(Collected data entries)
** start **

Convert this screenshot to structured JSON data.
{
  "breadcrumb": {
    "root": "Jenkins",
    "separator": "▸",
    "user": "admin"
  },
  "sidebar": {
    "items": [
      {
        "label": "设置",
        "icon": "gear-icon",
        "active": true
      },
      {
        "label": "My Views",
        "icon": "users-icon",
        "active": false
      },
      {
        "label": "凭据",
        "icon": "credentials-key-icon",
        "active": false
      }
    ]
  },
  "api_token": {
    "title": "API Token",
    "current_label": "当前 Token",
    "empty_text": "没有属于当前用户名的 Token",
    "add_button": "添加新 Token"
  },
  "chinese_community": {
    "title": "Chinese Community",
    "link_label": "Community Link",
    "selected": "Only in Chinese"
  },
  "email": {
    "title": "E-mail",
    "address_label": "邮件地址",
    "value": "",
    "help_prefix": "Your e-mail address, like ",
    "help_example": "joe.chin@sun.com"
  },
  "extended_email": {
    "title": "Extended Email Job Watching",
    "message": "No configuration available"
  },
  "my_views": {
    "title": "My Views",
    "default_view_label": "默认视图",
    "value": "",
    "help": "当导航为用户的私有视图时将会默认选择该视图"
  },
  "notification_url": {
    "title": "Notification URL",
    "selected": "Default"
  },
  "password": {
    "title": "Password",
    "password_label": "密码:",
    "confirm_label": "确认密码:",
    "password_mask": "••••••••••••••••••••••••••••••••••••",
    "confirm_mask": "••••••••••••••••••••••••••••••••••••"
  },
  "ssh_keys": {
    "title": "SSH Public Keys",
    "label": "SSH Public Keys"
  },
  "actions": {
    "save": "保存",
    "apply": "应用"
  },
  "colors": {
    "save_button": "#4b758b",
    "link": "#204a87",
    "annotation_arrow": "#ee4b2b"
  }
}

** end **
** start **

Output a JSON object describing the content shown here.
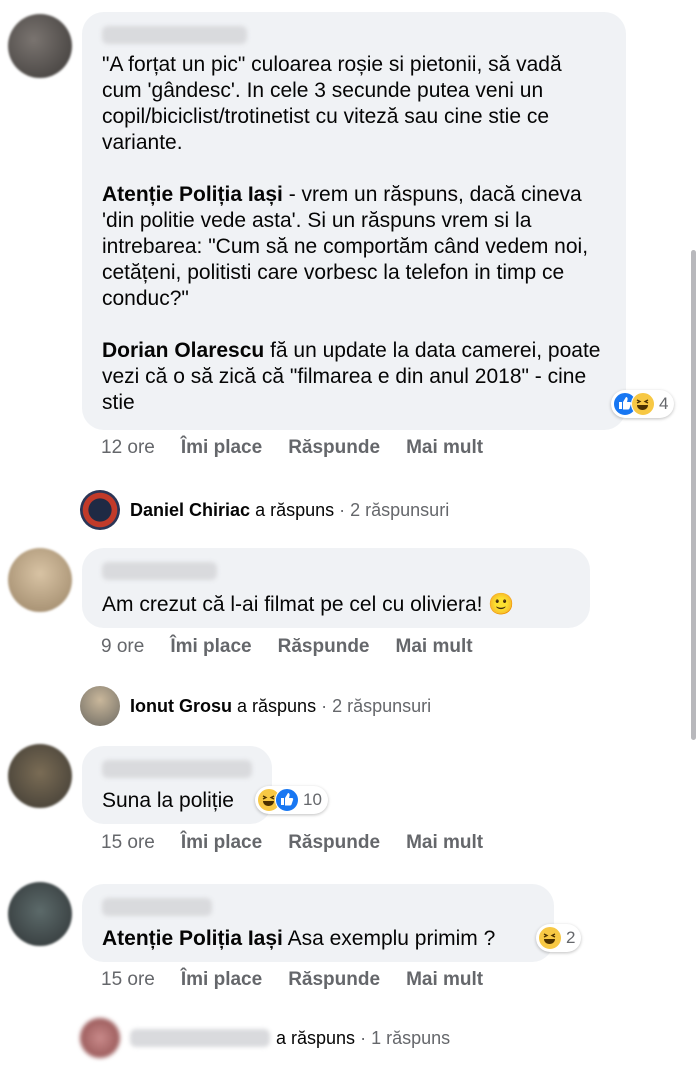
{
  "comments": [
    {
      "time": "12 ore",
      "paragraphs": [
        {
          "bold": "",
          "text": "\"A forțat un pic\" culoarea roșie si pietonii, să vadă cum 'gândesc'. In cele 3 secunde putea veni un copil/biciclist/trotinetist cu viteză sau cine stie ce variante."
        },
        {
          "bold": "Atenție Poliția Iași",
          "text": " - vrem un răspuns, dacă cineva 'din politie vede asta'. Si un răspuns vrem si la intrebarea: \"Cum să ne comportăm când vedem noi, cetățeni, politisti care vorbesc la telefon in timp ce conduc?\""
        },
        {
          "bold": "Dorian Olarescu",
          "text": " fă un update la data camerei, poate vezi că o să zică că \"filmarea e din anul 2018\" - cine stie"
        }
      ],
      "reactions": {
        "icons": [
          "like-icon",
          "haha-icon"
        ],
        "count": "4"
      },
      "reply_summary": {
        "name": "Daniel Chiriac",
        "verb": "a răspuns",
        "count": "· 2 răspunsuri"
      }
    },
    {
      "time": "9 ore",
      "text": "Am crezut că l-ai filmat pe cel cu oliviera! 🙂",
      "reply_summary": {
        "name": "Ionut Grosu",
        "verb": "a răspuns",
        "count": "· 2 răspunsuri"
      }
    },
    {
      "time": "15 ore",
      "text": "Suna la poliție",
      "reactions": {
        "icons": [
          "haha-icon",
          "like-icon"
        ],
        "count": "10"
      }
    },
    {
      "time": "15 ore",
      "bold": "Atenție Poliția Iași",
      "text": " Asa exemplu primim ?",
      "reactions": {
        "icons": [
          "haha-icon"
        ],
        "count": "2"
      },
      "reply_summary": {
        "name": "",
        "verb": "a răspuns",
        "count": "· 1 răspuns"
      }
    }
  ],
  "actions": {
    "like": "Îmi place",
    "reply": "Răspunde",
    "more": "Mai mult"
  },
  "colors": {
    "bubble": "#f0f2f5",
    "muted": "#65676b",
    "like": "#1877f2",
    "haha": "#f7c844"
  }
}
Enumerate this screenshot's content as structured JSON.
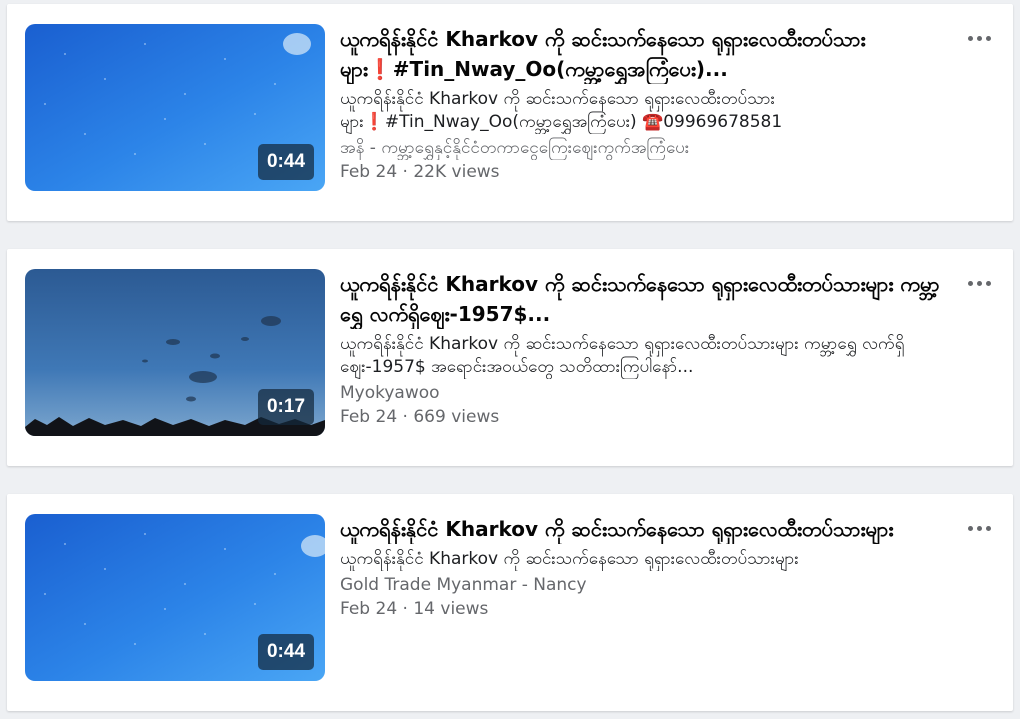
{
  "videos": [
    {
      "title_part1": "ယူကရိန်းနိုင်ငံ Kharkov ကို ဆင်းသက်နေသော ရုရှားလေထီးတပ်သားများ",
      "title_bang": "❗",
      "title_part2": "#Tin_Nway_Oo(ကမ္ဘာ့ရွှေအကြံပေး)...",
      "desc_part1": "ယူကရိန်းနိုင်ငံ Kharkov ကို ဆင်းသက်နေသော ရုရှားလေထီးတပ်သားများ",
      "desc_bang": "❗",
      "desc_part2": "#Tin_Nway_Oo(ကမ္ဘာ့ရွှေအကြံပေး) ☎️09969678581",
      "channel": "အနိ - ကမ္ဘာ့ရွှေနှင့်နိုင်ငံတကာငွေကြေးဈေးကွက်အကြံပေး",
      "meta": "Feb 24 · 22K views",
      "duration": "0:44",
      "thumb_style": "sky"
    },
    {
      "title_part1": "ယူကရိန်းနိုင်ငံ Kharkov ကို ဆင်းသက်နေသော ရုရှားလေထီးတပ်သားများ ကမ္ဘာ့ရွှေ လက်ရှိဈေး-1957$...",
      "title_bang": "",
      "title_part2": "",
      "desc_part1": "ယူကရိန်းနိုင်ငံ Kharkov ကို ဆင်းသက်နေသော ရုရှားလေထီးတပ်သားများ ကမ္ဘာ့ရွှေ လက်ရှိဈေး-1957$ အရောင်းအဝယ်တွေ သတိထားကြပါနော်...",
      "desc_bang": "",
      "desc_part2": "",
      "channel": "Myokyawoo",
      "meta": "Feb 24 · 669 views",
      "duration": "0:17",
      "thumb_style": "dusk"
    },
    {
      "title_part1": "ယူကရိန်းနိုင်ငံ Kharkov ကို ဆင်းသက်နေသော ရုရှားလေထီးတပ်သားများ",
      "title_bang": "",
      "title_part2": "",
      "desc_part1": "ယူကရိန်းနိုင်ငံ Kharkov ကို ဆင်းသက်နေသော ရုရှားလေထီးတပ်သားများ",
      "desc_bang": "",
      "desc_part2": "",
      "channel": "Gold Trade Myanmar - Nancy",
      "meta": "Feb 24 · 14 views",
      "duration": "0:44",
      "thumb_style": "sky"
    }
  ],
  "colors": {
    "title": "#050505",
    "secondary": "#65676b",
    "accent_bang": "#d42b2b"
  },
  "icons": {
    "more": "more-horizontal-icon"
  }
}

** end **
** start **

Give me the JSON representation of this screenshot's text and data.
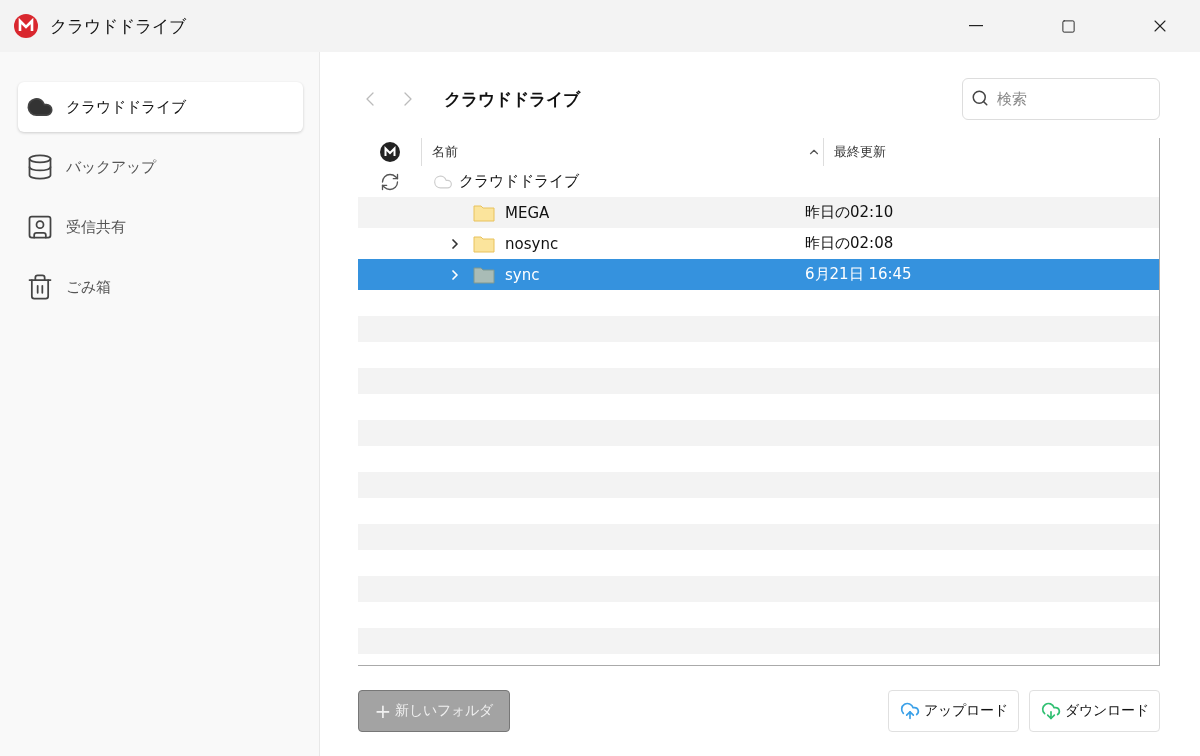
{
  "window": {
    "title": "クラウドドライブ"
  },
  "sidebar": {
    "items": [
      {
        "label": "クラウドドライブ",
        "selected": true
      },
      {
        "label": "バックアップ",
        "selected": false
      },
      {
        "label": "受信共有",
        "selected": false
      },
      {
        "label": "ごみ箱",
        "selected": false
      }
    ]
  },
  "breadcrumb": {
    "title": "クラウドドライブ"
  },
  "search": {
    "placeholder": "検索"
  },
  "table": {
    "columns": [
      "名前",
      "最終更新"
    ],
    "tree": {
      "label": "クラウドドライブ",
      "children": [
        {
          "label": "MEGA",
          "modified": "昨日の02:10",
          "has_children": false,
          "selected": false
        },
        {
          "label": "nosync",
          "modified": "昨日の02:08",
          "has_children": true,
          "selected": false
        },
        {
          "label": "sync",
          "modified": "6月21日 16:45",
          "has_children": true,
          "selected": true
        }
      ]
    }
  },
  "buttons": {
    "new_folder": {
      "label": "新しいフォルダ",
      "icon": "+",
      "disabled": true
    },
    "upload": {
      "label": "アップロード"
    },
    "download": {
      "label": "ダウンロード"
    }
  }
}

** end **

TASK TO CARRY OUT:
Wherever the string "like" appears in the entries above, list that line.

WRITTEN SOLUTION:
    "help_prefix": "Your e-mail address, like ",
          "like-icon",
          "like-icon"
    "like": "Îmi place",
    "like": "#1877f2",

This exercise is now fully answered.